Select, from the data, each line where "oraz" occurs.

* BEGIN *

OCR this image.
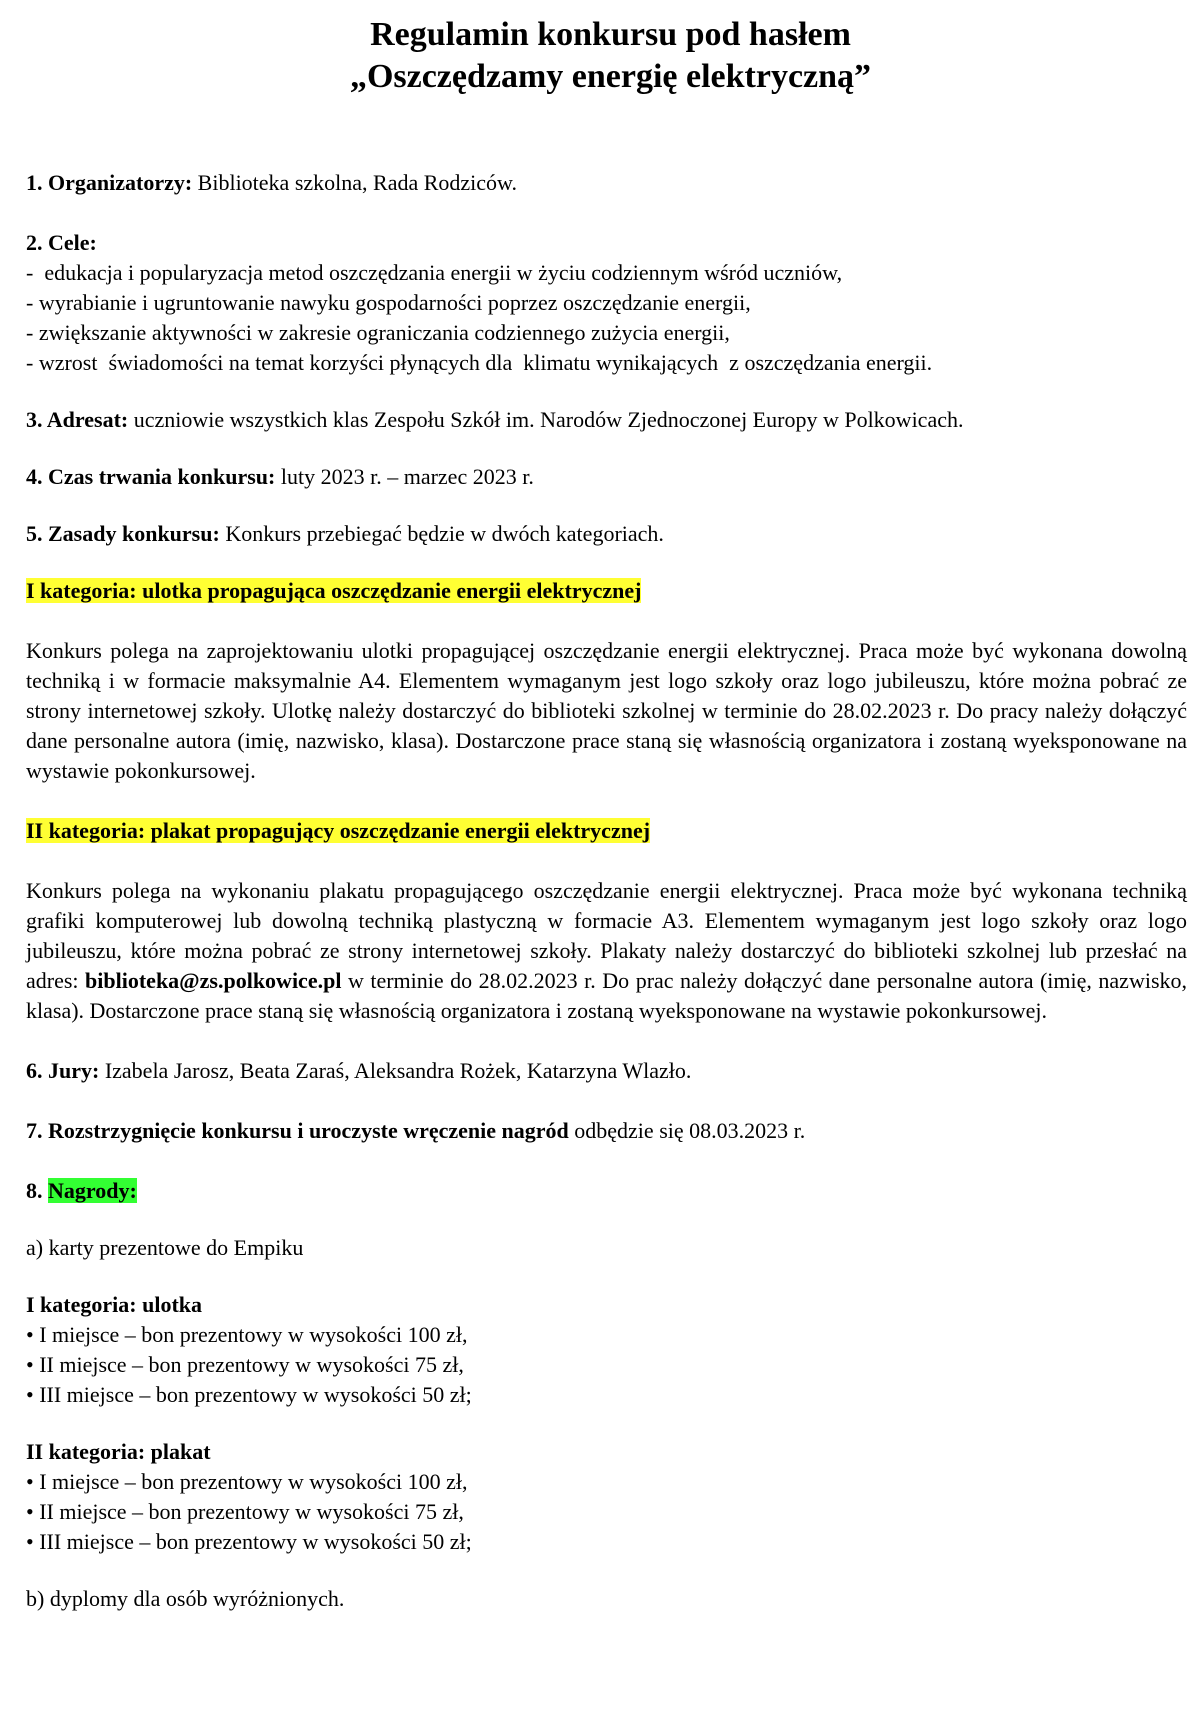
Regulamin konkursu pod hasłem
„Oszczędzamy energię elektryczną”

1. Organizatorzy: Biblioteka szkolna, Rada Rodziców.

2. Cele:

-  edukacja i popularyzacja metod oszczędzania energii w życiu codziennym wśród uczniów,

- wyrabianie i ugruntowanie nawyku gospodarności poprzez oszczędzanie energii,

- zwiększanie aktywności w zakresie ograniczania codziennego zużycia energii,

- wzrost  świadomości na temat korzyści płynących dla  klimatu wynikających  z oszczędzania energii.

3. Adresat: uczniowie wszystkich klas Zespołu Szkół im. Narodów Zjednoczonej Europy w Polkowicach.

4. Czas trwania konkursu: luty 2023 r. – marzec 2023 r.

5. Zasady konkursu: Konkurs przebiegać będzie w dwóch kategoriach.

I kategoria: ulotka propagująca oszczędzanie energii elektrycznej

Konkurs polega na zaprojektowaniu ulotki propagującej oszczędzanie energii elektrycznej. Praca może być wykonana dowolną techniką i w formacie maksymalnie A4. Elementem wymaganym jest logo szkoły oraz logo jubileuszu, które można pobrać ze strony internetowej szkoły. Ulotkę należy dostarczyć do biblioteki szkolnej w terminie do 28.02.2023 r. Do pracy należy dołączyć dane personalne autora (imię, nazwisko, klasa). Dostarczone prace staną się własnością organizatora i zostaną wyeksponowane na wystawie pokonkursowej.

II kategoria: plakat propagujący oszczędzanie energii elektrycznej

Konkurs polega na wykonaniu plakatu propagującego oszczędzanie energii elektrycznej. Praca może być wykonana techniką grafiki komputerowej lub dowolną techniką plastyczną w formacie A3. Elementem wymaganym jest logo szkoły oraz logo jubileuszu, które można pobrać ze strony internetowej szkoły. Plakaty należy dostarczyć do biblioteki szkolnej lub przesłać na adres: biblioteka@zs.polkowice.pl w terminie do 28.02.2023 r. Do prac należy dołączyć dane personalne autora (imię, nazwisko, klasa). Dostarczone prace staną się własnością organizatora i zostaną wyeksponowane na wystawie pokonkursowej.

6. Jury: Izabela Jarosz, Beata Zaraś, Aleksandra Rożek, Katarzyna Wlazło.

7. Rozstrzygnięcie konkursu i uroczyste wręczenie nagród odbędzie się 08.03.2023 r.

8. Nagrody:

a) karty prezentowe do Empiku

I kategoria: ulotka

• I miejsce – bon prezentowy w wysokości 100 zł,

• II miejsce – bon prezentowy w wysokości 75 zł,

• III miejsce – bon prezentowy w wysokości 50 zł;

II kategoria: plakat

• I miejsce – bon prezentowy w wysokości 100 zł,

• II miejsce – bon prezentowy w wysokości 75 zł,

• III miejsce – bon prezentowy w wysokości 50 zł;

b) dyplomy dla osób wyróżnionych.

* END *

Exercise result:
Konkurs polega na zaprojektowaniu ulotki propagującej oszczędzanie energii elektrycznej. Praca może być wykonana dowolną techniką i w formacie maksymalnie A4. Elementem wymaganym jest logo szkoły oraz logo jubileuszu, które można pobrać ze strony internetowej szkoły. Ulotkę należy dostarczyć do biblioteki szkolnej w terminie do 28.02.2023 r. Do pracy należy dołączyć dane personalne autora (imię, nazwisko, klasa). Dostarczone prace staną się własnością organizatora i zostaną wyeksponowane na wystawie pokonkursowej.
Konkurs polega na wykonaniu plakatu propagującego oszczędzanie energii elektrycznej. Praca może być wykonana techniką grafiki komputerowej lub dowolną techniką plastyczną w formacie A3. Elementem wymaganym jest logo szkoły oraz logo jubileuszu, które można pobrać ze strony internetowej szkoły. Plakaty należy dostarczyć do biblioteki szkolnej lub przesłać na adres: biblioteka@zs.polkowice.pl w terminie do 28.02.2023 r. Do prac należy dołączyć dane personalne autora (imię, nazwisko, klasa). Dostarczone prace staną się własnością organizatora i zostaną wyeksponowane na wystawie pokonkursowej.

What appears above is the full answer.